Exercise data:
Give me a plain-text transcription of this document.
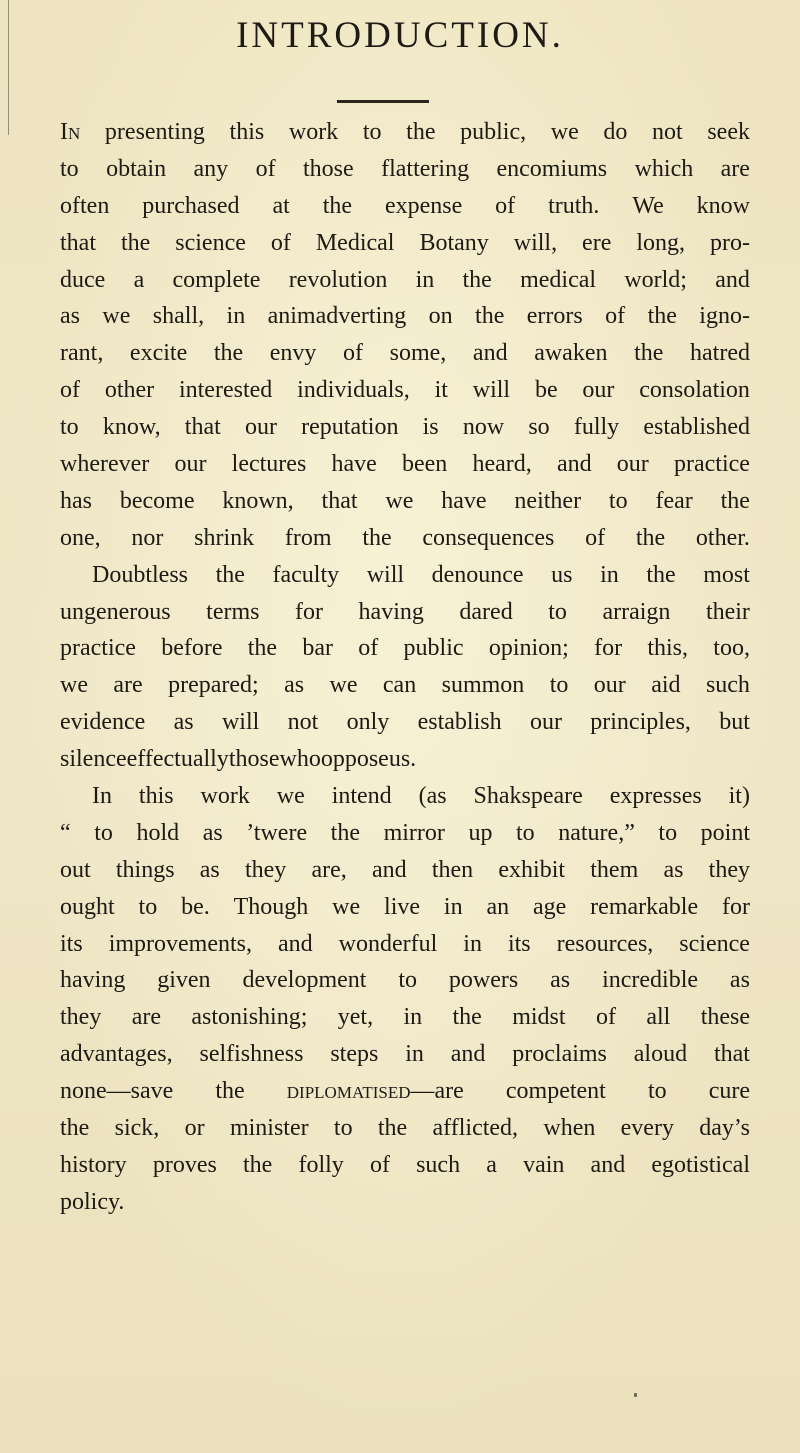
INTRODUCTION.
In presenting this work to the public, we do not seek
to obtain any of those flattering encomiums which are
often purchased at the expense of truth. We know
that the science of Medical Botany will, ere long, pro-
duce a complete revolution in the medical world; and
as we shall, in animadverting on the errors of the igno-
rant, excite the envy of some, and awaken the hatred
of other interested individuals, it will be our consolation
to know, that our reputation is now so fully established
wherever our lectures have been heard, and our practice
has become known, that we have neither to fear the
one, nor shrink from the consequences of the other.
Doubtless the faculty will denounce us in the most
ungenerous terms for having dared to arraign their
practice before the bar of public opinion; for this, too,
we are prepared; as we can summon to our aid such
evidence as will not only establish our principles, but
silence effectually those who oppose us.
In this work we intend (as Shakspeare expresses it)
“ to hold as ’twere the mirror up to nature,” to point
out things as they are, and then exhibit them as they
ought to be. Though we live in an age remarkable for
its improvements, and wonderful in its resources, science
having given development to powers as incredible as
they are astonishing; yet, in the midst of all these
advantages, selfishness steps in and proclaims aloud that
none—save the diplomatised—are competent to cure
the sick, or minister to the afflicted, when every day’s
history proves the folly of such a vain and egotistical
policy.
--
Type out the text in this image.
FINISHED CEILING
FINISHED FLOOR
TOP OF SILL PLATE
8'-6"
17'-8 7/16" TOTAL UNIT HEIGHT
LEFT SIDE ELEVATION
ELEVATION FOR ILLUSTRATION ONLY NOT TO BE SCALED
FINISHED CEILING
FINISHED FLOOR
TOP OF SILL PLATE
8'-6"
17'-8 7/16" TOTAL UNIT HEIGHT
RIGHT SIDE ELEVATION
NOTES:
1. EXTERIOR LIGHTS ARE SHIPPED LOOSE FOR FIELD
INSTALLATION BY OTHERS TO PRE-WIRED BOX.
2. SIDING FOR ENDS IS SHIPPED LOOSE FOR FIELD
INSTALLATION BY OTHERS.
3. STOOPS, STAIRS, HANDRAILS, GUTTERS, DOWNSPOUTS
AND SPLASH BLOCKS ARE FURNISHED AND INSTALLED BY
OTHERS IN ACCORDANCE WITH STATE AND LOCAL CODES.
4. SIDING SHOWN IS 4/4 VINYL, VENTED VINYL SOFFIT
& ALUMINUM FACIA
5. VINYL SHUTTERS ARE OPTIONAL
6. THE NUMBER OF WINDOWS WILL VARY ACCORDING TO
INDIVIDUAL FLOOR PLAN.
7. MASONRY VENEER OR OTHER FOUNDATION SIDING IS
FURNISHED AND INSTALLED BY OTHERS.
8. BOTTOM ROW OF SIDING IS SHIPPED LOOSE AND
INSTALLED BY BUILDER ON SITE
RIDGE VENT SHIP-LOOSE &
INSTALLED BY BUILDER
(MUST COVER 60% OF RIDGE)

Exercise aim:
Gather up every line from the listing above in which the word "OTHERS" occurs.

Expected answer:
INSTALLATION BY OTHERS TO PRE-WIRED BOX.
INSTALLATION BY OTHERS.
OTHERS IN ACCORDANCE WITH STATE AND LOCAL CODES.
FURNISHED AND INSTALLED BY OTHERS.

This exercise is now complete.